[Selected text — start]
USA
Jerry Parr, Secret Service Agent who Helped save Ronald Reagan, Dies at 85
Published
7 years agoon

Jerry S. Parr, the quick-thinking and fast-moving Secret Service agent who was credited with saving the life of President Ronald Reagan after the 1981 assassination attempt in Washington, died Oct. 9 at a hospice center near his home in Washington. He was 85.
The cause was congestive heart failure, said his wife, Carolyn Parr.
Mr. Parr had been an electric-power lineman before his Secret Service years and was a clergyman in retirement. But he was best known for the fraught moments after gunfire erupted March 30, 1981, as the president was leaving the Washington Hilton hotel.
In that time of chaos, Mr. Parr seemed the epitome of the firm-jawed man of action: forceful, resolute, decisive.
At the president’s side when the shots resounded, Mr. Parr did not immediately look for the gunman, John W. Hinckley Jr. Instead, according to accounts, Mr. Parr placed his hand on Reagan’s shoulder and pushed the president into an awaiting limousine.
The vehicle pulled away from the hotel, leaving behind a scene of blood and tumult. Also severely wounded by gunfire had been White House press secretary James S. Brady, Secret Service agent Timothy McCarthy and D.C. police officer Thomas Delahanty.
Although Mr. Parr and the president were moving swiftly away from the carnage, shielded by the armor of a bulletproof vehicle, the agent’s responsibilities were far from over. Carefully, he ran his hands over Reagan’s body, searching for bullet wounds. He found none.
Then he recognized the ominous signs: The president complained about pain in his chest, and there was blood on Reagan’s lips.
Mr. Parr immediately ordered that the limo be driven to George Washington University Hospital instead of the White House. The president survived, but he had a close call.
“If Jerry hadn’t made the change,” first lady Nancy Reagan later told CNN host Larry King, “I wouldn’t have a husband.”
Doctors, noting the president’s severe loss of blood, sometimes reported as three pints, have agreed with that assessment.
[Selected text — finish]
[Recorded data — start]
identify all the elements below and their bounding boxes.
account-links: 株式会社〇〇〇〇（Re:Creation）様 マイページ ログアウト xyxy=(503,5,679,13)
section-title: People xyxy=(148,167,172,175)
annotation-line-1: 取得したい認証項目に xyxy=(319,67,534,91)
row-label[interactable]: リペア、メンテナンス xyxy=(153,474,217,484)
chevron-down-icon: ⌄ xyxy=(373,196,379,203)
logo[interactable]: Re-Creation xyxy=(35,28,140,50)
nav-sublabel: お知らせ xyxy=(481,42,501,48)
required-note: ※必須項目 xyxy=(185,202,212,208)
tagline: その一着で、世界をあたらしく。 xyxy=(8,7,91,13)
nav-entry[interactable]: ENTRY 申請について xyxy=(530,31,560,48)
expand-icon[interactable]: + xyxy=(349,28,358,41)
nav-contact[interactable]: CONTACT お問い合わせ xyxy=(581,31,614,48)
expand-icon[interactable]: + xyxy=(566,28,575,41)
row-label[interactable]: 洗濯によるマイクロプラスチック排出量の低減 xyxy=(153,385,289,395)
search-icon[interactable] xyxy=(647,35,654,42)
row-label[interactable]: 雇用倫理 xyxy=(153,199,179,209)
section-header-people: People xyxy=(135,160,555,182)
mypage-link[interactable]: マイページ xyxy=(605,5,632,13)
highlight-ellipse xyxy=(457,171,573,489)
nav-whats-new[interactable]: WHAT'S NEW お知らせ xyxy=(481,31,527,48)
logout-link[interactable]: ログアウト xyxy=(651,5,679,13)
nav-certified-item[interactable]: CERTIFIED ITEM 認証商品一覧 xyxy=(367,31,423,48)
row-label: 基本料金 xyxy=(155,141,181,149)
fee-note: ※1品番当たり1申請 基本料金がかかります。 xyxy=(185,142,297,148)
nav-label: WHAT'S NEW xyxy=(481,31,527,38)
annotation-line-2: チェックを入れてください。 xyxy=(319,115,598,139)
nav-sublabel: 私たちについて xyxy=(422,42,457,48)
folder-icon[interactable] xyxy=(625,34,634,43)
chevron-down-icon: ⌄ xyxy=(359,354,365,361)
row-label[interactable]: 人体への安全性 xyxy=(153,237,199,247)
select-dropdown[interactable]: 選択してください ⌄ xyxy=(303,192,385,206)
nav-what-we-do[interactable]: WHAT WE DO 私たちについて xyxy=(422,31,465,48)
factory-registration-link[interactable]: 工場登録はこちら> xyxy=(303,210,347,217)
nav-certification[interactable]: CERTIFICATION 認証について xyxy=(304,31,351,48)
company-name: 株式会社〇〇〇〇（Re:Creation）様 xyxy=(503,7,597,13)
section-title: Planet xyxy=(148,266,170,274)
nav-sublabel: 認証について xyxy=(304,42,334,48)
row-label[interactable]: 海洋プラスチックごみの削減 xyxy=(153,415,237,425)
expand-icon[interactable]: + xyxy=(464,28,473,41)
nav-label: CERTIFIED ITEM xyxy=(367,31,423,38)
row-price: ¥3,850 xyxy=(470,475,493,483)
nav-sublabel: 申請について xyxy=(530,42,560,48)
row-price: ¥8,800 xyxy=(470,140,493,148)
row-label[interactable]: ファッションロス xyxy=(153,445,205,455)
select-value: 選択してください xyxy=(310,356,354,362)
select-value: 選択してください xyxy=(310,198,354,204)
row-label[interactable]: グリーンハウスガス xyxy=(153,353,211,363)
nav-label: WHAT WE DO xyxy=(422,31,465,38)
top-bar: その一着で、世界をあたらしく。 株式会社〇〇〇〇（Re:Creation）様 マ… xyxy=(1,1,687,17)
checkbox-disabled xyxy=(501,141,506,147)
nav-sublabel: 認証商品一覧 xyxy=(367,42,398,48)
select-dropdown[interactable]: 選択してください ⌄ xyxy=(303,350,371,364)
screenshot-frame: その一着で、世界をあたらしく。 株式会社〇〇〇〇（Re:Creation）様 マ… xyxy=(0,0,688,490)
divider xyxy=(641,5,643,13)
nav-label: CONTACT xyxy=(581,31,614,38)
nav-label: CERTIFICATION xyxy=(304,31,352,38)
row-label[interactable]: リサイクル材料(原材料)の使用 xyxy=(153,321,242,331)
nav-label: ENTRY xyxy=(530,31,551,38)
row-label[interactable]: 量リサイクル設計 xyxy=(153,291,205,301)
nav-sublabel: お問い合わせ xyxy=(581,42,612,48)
[Recorded data — finish]
Tasks to carry out →
1/ Retype the Jerry Parr article from "Mr. Parr had" up to and including "forceful, resolute, decisive.", matching its wording and punctuation.
2/ According to the Jerry Parr article, where did Parr order the limousine to be driven?

Answers to the exercises →
1/
Mr. Parr had been an electric-power lineman before his Secret Service years and was a clergyman in retirement. But he was best known for the fraught moments after gunfire erupted March 30, 1981, as the president was leaving the Washington Hilton hotel.
In that time of chaos, Mr. Parr seemed the epitome of the firm-jawed man of action: forceful, resolute, decisive.

2/ George Washington University Hospital, instead of the White House.